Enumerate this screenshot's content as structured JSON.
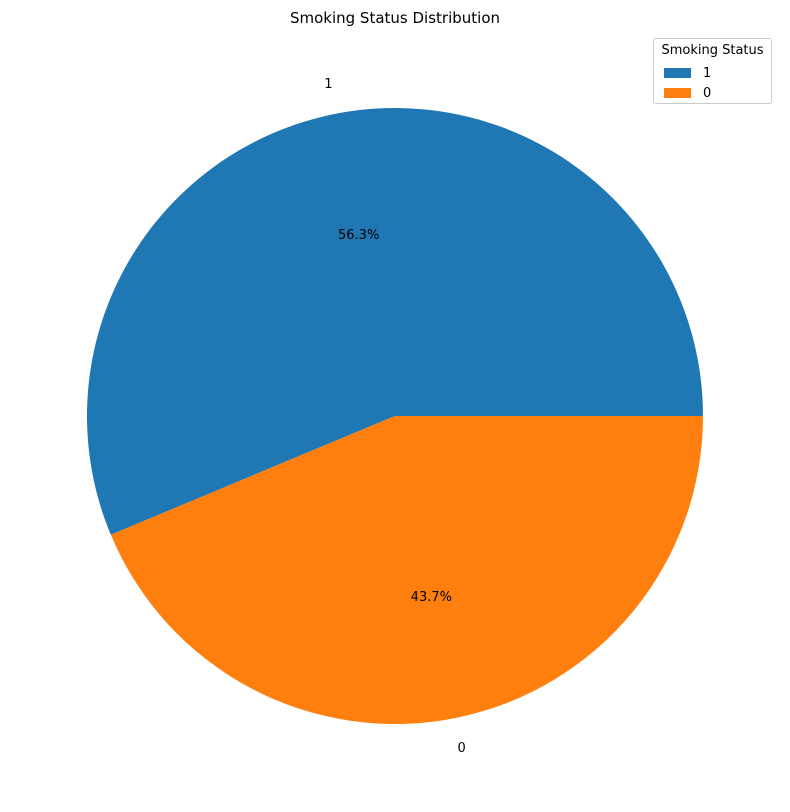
{
  "chart_data": {
    "type": "pie",
    "title": "Smoking Status Distribution",
    "slices": [
      {
        "label": "1",
        "percent": 56.3,
        "percent_label": "56.3%",
        "color": "#1f77b4"
      },
      {
        "label": "0",
        "percent": 43.7,
        "percent_label": "43.7%",
        "color": "#ff7f0e"
      }
    ],
    "start_angle_deg": 0,
    "direction": "counterclockwise",
    "legend": {
      "title": "Smoking Status",
      "placement": "top-right",
      "entries": [
        "1",
        "0"
      ]
    }
  }
}
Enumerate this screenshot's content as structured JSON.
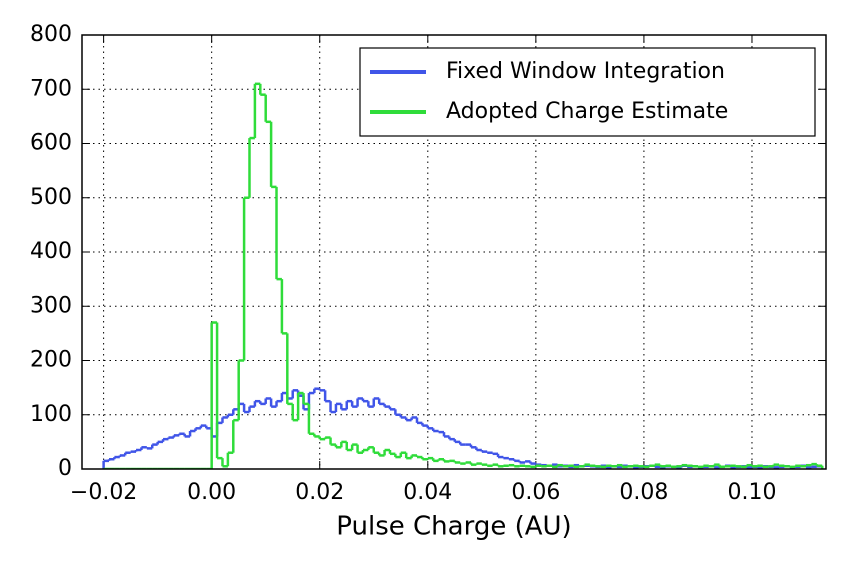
{
  "chart_data": {
    "type": "histogram",
    "xlabel": "Pulse Charge (AU)",
    "xlim": [
      -0.024,
      0.1137
    ],
    "ylim": [
      0,
      800
    ],
    "xticks": [
      {
        "value": -0.02,
        "label": "−0.02"
      },
      {
        "value": 0,
        "label": "0.00"
      },
      0.02,
      0.04,
      0.06,
      0.08,
      {
        "value": 0.1,
        "label": "0.10"
      }
    ],
    "yticks": [
      0,
      100,
      200,
      300,
      400,
      500,
      600,
      700,
      800
    ],
    "grid": true,
    "legend": "upper right",
    "bins": [
      -0.02,
      -0.019,
      -0.018,
      -0.017,
      -0.016,
      -0.015,
      -0.014,
      -0.013,
      -0.012,
      -0.011,
      -0.01,
      -0.009,
      -0.008,
      -0.007,
      -0.006,
      -0.005,
      -0.004,
      -0.003,
      -0.002,
      -0.001,
      0,
      0.001,
      0.002,
      0.003,
      0.004,
      0.005,
      0.006,
      0.007,
      0.008,
      0.009,
      0.01,
      0.011,
      0.012,
      0.013,
      0.014,
      0.015,
      0.016,
      0.017,
      0.018,
      0.019,
      0.02,
      0.021,
      0.022,
      0.023,
      0.024,
      0.025,
      0.026,
      0.027,
      0.028,
      0.029,
      0.03,
      0.031,
      0.032,
      0.033,
      0.034,
      0.035,
      0.036,
      0.037,
      0.038,
      0.039,
      0.04,
      0.041,
      0.042,
      0.043,
      0.044,
      0.045,
      0.046,
      0.047,
      0.048,
      0.049,
      0.05,
      0.051,
      0.052,
      0.053,
      0.054,
      0.055,
      0.056,
      0.057,
      0.058,
      0.059,
      0.06,
      0.061,
      0.062,
      0.063,
      0.064,
      0.065,
      0.066,
      0.067,
      0.068,
      0.069,
      0.07,
      0.071,
      0.072,
      0.073,
      0.074,
      0.075,
      0.076,
      0.077,
      0.078,
      0.079,
      0.08,
      0.081,
      0.082,
      0.083,
      0.084,
      0.085,
      0.086,
      0.087,
      0.088,
      0.089,
      0.09,
      0.091,
      0.092,
      0.093,
      0.094,
      0.095,
      0.096,
      0.097,
      0.098,
      0.099,
      0.1,
      0.101,
      0.102,
      0.103,
      0.104,
      0.105,
      0.106,
      0.107,
      0.108,
      0.109,
      0.11,
      0.111,
      0.112,
      0.113
    ],
    "series": [
      {
        "name": "Fixed Window Integration",
        "color": "#4055e8",
        "values": [
          15,
          18,
          22,
          25,
          30,
          32,
          35,
          40,
          38,
          45,
          50,
          55,
          58,
          62,
          65,
          60,
          70,
          75,
          80,
          75,
          60,
          85,
          95,
          100,
          110,
          120,
          105,
          115,
          125,
          120,
          130,
          115,
          125,
          140,
          130,
          145,
          135,
          110,
          140,
          148,
          145,
          125,
          105,
          120,
          110,
          125,
          115,
          130,
          125,
          115,
          130,
          120,
          115,
          110,
          100,
          95,
          90,
          95,
          85,
          80,
          75,
          70,
          68,
          60,
          55,
          50,
          45,
          45,
          40,
          35,
          32,
          30,
          28,
          22,
          20,
          18,
          15,
          12,
          14,
          10,
          8,
          7,
          6,
          8,
          5,
          6,
          4,
          7,
          5,
          6,
          5,
          4,
          6,
          3,
          5,
          4,
          6,
          5,
          3,
          4,
          5,
          6,
          4,
          3,
          5,
          4,
          3,
          6,
          4,
          5,
          3,
          4,
          5,
          3,
          4,
          6,
          3,
          4,
          5,
          3,
          4,
          3,
          5,
          4,
          3,
          4,
          5,
          3,
          4,
          6,
          3,
          4,
          5
        ]
      },
      {
        "name": "Adopted Charge Estimate",
        "color": "#2fdc3a",
        "values": [
          0,
          0,
          0,
          0,
          0,
          0,
          0,
          0,
          0,
          0,
          0,
          0,
          0,
          0,
          0,
          0,
          0,
          0,
          0,
          0,
          270,
          20,
          5,
          30,
          90,
          200,
          500,
          610,
          710,
          690,
          640,
          520,
          350,
          250,
          120,
          90,
          140,
          120,
          65,
          60,
          55,
          58,
          45,
          40,
          50,
          35,
          45,
          30,
          35,
          40,
          30,
          25,
          35,
          28,
          22,
          30,
          20,
          25,
          22,
          18,
          20,
          15,
          18,
          14,
          15,
          12,
          10,
          12,
          8,
          10,
          8,
          6,
          8,
          5,
          6,
          7,
          5,
          6,
          5,
          4,
          6,
          5,
          6,
          4,
          7,
          5,
          6,
          4,
          5,
          8,
          6,
          5,
          4,
          6,
          5,
          7,
          4,
          5,
          6,
          5,
          4,
          6,
          8,
          5,
          6,
          4,
          5,
          7,
          6,
          5,
          4,
          6,
          5,
          8,
          4,
          5,
          6,
          5,
          4,
          7,
          5,
          6,
          4,
          5,
          8,
          6,
          5,
          4,
          6,
          5,
          7,
          9,
          6
        ]
      }
    ]
  }
}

•••

(The request): Keep the pictures out of the copy and write out the data exactly as it stands.

(Exercise output):
Enumerate this screenshot's content as structured JSON.
{
  "chart_data": {
    "type": "pie",
    "title": "Smoking Status Distribution",
    "slices": [
      {
        "label": "1",
        "percent": 56.3,
        "percent_label": "56.3%",
        "color": "#1f77b4"
      },
      {
        "label": "0",
        "percent": 43.7,
        "percent_label": "43.7%",
        "color": "#ff7f0e"
      }
    ],
    "start_angle_deg": 0,
    "direction": "counterclockwise",
    "legend": {
      "title": "Smoking Status",
      "placement": "top-right",
      "entries": [
        "1",
        "0"
      ]
    }
  }
}
Enumerate this screenshot's content as structured JSON.
{
  "chart_data": {
    "type": "histogram",
    "xlabel": "Pulse Charge (AU)",
    "xlim": [
      -0.024,
      0.1137
    ],
    "ylim": [
      0,
      800
    ],
    "xticks": [
      {
        "value": -0.02,
        "label": "−0.02"
      },
      {
        "value": 0,
        "label": "0.00"
      },
      0.02,
      0.04,
      0.06,
      0.08,
      {
        "value": 0.1,
        "label": "0.10"
      }
    ],
    "yticks": [
      0,
      100,
      200,
      300,
      400,
      500,
      600,
      700,
      800
    ],
    "grid": true,
    "legend": "upper right",
    "bins": [
      -0.02,
      -0.019,
      -0.018,
      -0.017,
      -0.016,
      -0.015,
      -0.014,
      -0.013,
      -0.012,
      -0.011,
      -0.01,
      -0.009,
      -0.008,
      -0.007,
      -0.006,
      -0.005,
      -0.004,
      -0.003,
      -0.002,
      -0.001,
      0,
      0.001,
      0.002,
      0.003,
      0.004,
      0.005,
      0.006,
      0.007,
      0.008,
      0.009,
      0.01,
      0.011,
      0.012,
      0.013,
      0.014,
      0.015,
      0.016,
      0.017,
      0.018,
      0.019,
      0.02,
      0.021,
      0.022,
      0.023,
      0.024,
      0.025,
      0.026,
      0.027,
      0.028,
      0.029,
      0.03,
      0.031,
      0.032,
      0.033,
      0.034,
      0.035,
      0.036,
      0.037,
      0.038,
      0.039,
      0.04,
      0.041,
      0.042,
      0.043,
      0.044,
      0.045,
      0.046,
      0.047,
      0.048,
      0.049,
      0.05,
      0.051,
      0.052,
      0.053,
      0.054,
      0.055,
      0.056,
      0.057,
      0.058,
      0.059,
      0.06,
      0.061,
      0.062,
      0.063,
      0.064,
      0.065,
      0.066,
      0.067,
      0.068,
      0.069,
      0.07,
      0.071,
      0.072,
      0.073,
      0.074,
      0.075,
      0.076,
      0.077,
      0.078,
      0.079,
      0.08,
      0.081,
      0.082,
      0.083,
      0.084,
      0.085,
      0.086,
      0.087,
      0.088,
      0.089,
      0.09,
      0.091,
      0.092,
      0.093,
      0.094,
      0.095,
      0.096,
      0.097,
      0.098,
      0.099,
      0.1,
      0.101,
      0.102,
      0.103,
      0.104,
      0.105,
      0.106,
      0.107,
      0.108,
      0.109,
      0.11,
      0.111,
      0.112,
      0.113
    ],
    "series": [
      {
        "name": "Fixed Window Integration",
        "color": "#4055e8",
        "values": [
          15,
          18,
          22,
          25,
          30,
          32,
          35,
          40,
          38,
          45,
          50,
          55,
          58,
          62,
          65,
          60,
          70,
          75,
          80,
          75,
          60,
          85,
          95,
          100,
          110,
          120,
          105,
          115,
          125,
          120,
          130,
          115,
          125,
          140,
          130,
          145,
          135,
          110,
          140,
          148,
          145,
          125,
          105,
          120,
          110,
          125,
          115,
          130,
          125,
          115,
          130,
          120,
          115,
          110,
          100,
          95,
          90,
          95,
          85,
          80,
          75,
          70,
          68,
          60,
          55,
          50,
          45,
          45,
          40,
          35,
          32,
          30,
          28,
          22,
          20,
          18,
          15,
          12,
          14,
          10,
          8,
          7,
          6,
          8,
          5,
          6,
          4,
          7,
          5,
          6,
          5,
          4,
          6,
          3,
          5,
          4,
          6,
          5,
          3,
          4,
          5,
          6,
          4,
          3,
          5,
          4,
          3,
          6,
          4,
          5,
          3,
          4,
          5,
          3,
          4,
          6,
          3,
          4,
          5,
          3,
          4,
          3,
          5,
          4,
          3,
          4,
          5,
          3,
          4,
          6,
          3,
          4,
          5
        ]
      },
      {
        "name": "Adopted Charge Estimate",
        "color": "#2fdc3a",
        "values": [
          0,
          0,
          0,
          0,
          0,
          0,
          0,
          0,
          0,
          0,
          0,
          0,
          0,
          0,
          0,
          0,
          0,
          0,
          0,
          0,
          270,
          20,
          5,
          30,
          90,
          200,
          500,
          610,
          710,
          690,
          640,
          520,
          350,
          250,
          120,
          90,
          140,
          120,
          65,
          60,
          55,
          58,
          45,
          40,
          50,
          35,
          45,
          30,
          35,
          40,
          30,
          25,
          35,
          28,
          22,
          30,
          20,
          25,
          22,
          18,
          20,
          15,
          18,
          14,
          15,
          12,
          10,
          12,
          8,
          10,
          8,
          6,
          8,
          5,
          6,
          7,
          5,
          6,
          5,
          4,
          6,
          5,
          6,
          4,
          7,
          5,
          6,
          4,
          5,
          8,
          6,
          5,
          4,
          6,
          5,
          7,
          4,
          5,
          6,
          5,
          4,
          6,
          8,
          5,
          6,
          4,
          5,
          7,
          6,
          5,
          4,
          6,
          5,
          8,
          4,
          5,
          6,
          5,
          4,
          7,
          5,
          6,
          4,
          5,
          8,
          6,
          5,
          4,
          6,
          5,
          7,
          9,
          6
        ]
      }
    ]
  }
}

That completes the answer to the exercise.